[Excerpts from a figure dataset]
========

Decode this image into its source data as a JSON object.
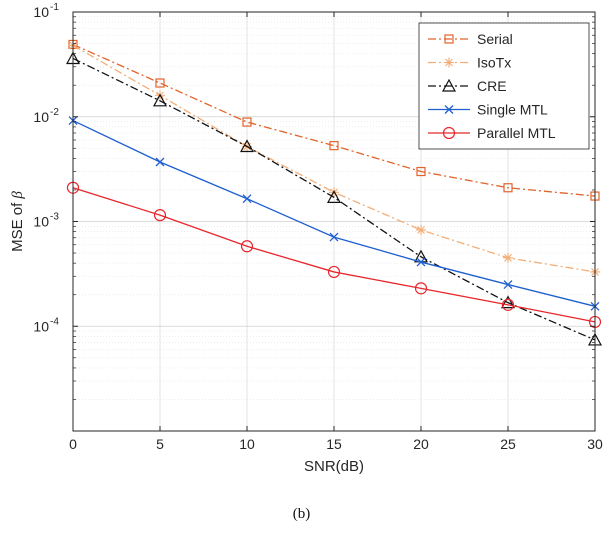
{
  "caption": "(b)",
  "chart_data": {
    "type": "line",
    "xlabel": "SNR(dB)",
    "ylabel_prefix": "MSE of ",
    "ylabel_symbol": "β",
    "yscale": "log",
    "xlim": [
      0,
      30
    ],
    "ylim": [
      1e-05,
      0.1
    ],
    "x_ticks": [
      0,
      5,
      10,
      15,
      20,
      25,
      30
    ],
    "y_ticks": [
      {
        "value": 0.1,
        "base": "10",
        "exp": "-1"
      },
      {
        "value": 0.01,
        "base": "10",
        "exp": "-2"
      },
      {
        "value": 0.001,
        "base": "10",
        "exp": "-3"
      },
      {
        "value": 0.0001,
        "base": "10",
        "exp": "-4"
      }
    ],
    "grid": true,
    "minor_grid": true,
    "legend_position": "top-right",
    "x": [
      0,
      5,
      10,
      15,
      20,
      25,
      30
    ],
    "series": [
      {
        "name": "Serial",
        "color": "#E2632B",
        "dash": "dashdot",
        "marker": "square",
        "values": [
          0.049,
          0.021,
          0.0089,
          0.0053,
          0.003,
          0.0021,
          0.00175
        ]
      },
      {
        "name": "IsoTx",
        "color": "#F2AE78",
        "dash": "dashdot",
        "marker": "asterisk",
        "values": [
          0.048,
          0.016,
          0.0052,
          0.0019,
          0.00083,
          0.00045,
          0.00033
        ]
      },
      {
        "name": "CRE",
        "color": "#111111",
        "dash": "dashdot",
        "marker": "triangle",
        "values": [
          0.036,
          0.0142,
          0.0052,
          0.0017,
          0.00046,
          0.000168,
          7.4e-05
        ]
      },
      {
        "name": "Single MTL",
        "color": "#1F5FD0",
        "dash": "solid",
        "marker": "x",
        "values": [
          0.0092,
          0.0037,
          0.00165,
          0.00071,
          0.00041,
          0.00025,
          0.000155
        ]
      },
      {
        "name": "Parallel MTL",
        "color": "#E8262B",
        "dash": "solid",
        "marker": "circle",
        "values": [
          0.0021,
          0.00115,
          0.00058,
          0.00033,
          0.00023,
          0.00016,
          0.00011
        ]
      }
    ]
  }
}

========

**WHAT YOU HAVE TO DO:**
Copy each line of the listing in which the word "color" can be found.

**ANSWER TO THE TASK:**
        "color": "#E2632B",
        "color": "#F2AE78",
        "color": "#111111",
        "color": "#1F5FD0",
        "color": "#E8262B",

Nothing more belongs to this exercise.